**Chart and figure data:**
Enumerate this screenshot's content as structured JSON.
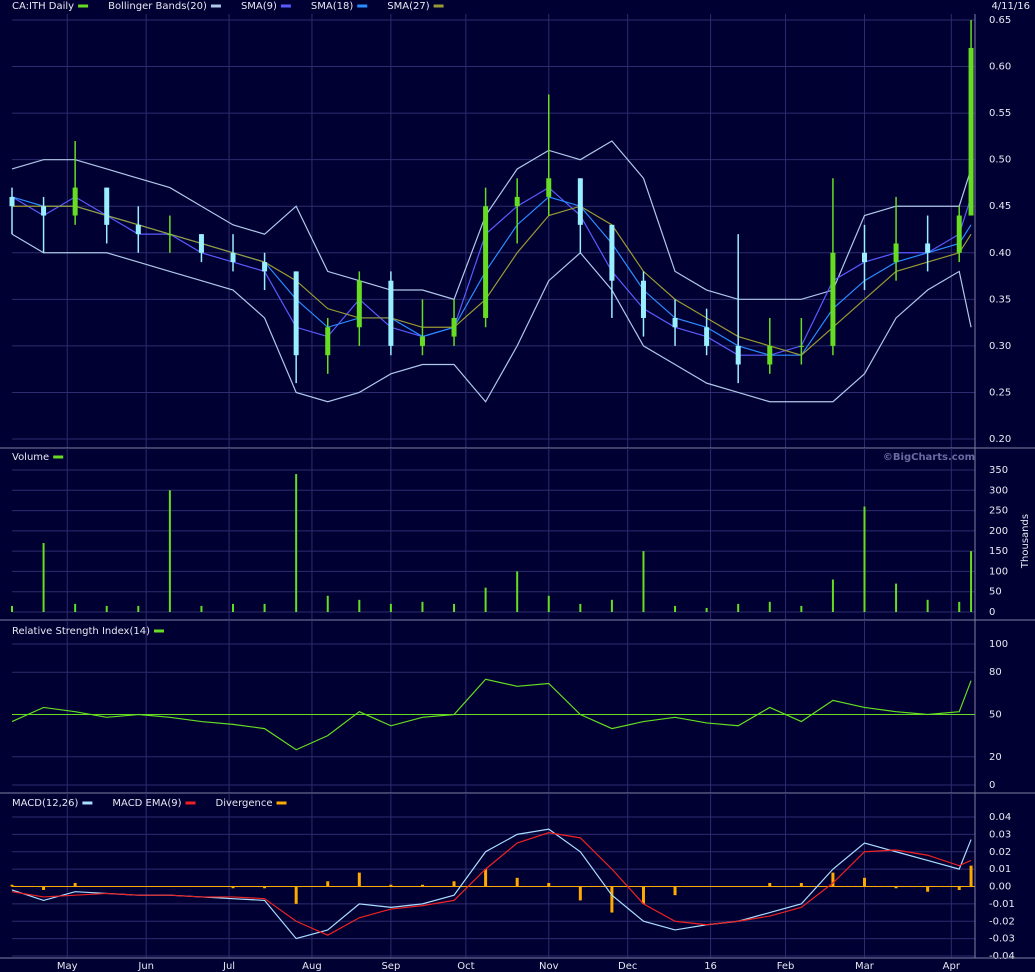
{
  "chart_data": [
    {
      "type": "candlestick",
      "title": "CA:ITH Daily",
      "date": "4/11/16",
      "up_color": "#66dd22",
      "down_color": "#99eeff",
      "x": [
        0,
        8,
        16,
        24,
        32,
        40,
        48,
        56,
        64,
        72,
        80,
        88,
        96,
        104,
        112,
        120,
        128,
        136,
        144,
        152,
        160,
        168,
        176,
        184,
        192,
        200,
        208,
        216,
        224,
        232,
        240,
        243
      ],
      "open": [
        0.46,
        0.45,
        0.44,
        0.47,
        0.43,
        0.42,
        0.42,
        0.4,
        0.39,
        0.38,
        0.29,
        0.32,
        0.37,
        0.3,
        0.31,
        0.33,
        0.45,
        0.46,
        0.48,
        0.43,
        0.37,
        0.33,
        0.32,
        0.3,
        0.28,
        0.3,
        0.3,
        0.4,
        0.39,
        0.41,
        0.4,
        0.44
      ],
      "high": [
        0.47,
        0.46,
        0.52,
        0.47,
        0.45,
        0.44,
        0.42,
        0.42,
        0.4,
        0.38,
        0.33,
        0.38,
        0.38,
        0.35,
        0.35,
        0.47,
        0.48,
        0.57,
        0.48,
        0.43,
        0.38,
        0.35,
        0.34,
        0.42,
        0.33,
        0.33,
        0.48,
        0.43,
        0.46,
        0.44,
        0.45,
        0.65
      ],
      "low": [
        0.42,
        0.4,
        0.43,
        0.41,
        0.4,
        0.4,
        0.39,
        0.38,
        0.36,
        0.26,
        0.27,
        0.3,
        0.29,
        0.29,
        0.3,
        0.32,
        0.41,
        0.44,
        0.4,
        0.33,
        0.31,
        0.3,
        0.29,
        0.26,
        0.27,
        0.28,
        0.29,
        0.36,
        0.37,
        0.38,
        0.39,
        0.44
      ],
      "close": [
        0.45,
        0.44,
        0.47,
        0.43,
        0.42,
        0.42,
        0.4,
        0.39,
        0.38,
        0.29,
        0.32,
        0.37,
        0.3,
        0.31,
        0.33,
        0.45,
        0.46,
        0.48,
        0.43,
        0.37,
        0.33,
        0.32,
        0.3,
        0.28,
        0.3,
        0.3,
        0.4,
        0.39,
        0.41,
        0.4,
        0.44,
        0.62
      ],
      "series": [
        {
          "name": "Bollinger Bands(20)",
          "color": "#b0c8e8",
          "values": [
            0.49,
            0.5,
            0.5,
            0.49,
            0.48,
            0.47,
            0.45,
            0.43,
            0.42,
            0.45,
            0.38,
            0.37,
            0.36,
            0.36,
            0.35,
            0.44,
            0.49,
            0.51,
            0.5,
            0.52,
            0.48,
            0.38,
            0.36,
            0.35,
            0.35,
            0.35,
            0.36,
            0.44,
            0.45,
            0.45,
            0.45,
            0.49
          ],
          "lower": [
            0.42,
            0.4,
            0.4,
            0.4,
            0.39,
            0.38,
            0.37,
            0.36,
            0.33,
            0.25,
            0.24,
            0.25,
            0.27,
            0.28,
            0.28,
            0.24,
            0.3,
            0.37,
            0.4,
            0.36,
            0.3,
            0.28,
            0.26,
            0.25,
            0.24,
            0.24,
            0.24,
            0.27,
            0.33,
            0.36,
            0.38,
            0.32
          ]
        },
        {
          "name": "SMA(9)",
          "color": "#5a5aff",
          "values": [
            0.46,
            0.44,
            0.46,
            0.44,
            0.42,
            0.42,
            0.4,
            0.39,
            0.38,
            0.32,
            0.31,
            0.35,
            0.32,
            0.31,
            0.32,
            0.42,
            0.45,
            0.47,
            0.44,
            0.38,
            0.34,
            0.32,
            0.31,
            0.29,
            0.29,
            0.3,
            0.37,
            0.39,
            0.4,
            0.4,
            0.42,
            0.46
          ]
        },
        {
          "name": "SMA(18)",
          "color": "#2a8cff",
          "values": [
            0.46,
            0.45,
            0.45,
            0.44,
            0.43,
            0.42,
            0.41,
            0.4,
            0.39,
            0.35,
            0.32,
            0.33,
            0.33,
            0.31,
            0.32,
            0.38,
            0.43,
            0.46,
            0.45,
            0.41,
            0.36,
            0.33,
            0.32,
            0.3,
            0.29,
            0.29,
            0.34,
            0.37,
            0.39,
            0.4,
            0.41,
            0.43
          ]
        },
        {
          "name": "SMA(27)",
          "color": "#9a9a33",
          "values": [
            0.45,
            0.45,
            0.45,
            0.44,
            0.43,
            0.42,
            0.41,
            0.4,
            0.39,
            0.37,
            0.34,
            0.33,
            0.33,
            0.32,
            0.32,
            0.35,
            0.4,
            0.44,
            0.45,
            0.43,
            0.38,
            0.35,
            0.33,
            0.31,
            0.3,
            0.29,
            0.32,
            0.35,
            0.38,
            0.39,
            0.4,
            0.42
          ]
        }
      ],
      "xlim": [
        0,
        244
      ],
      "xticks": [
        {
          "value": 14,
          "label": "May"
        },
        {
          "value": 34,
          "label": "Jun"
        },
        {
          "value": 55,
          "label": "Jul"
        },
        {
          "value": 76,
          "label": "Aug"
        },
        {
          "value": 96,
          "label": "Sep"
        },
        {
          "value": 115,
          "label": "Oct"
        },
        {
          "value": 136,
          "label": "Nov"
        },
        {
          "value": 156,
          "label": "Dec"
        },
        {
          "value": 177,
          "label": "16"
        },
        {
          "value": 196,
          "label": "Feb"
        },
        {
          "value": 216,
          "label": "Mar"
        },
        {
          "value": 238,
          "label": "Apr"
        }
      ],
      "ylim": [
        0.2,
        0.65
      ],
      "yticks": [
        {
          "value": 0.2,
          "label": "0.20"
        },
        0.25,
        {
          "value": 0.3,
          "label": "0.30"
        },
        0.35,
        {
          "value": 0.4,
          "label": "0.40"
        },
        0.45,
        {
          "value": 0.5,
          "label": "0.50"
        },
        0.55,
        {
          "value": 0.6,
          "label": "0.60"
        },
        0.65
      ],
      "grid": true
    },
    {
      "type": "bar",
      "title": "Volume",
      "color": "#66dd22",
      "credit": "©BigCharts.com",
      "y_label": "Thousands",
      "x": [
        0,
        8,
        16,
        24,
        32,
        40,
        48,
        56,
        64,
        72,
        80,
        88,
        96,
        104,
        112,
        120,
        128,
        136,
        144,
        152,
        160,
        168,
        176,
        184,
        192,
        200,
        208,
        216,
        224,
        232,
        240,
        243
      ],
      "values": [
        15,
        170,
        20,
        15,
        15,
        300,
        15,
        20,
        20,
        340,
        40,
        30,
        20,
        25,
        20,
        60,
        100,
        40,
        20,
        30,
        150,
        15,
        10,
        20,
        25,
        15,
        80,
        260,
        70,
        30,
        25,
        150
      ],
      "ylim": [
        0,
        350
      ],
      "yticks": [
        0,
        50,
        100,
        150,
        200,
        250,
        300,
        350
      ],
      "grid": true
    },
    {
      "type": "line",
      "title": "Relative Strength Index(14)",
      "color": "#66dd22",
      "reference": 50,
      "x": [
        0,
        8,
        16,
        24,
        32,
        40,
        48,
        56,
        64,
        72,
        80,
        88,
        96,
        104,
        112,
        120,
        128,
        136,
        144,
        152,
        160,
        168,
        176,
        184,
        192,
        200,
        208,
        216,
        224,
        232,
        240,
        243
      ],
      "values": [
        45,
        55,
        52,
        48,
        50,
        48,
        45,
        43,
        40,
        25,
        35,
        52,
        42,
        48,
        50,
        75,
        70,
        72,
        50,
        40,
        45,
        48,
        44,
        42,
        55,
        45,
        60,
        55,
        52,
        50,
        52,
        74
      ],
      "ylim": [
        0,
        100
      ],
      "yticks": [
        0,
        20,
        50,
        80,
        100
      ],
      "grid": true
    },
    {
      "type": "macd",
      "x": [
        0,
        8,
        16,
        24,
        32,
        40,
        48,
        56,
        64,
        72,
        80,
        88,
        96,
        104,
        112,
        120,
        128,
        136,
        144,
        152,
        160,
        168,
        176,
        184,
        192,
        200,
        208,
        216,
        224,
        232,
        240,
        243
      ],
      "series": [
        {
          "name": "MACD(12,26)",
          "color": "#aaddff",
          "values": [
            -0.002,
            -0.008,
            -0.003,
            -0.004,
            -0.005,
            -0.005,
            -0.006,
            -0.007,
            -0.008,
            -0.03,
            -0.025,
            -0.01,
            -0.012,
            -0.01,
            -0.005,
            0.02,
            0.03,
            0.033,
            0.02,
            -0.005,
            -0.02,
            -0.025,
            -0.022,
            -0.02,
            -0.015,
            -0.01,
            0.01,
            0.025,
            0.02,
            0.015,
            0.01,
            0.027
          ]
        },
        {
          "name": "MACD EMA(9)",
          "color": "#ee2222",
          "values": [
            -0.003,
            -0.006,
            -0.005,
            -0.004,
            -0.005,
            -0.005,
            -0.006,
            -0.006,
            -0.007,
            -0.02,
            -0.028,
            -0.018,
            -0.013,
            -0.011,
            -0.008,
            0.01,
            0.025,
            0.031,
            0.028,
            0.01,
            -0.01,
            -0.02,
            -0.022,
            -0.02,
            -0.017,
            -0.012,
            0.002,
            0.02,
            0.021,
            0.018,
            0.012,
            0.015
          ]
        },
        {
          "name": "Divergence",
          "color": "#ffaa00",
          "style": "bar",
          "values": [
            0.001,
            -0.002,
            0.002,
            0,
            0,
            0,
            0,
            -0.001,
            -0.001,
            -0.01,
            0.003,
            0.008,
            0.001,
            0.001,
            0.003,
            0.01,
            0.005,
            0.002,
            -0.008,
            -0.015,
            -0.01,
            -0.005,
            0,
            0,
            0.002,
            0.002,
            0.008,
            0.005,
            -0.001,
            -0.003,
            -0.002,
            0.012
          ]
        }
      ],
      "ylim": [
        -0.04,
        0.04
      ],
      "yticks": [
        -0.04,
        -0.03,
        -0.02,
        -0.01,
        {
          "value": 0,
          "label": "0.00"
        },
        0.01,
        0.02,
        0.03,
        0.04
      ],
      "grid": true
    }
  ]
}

**Task instructions:** Filter for "title". Return all lines that hold it.

**Solution to the problem:**
      "title": "CA:ITH Daily",
      "title": "Volume",
      "title": "Relative Strength Index(14)",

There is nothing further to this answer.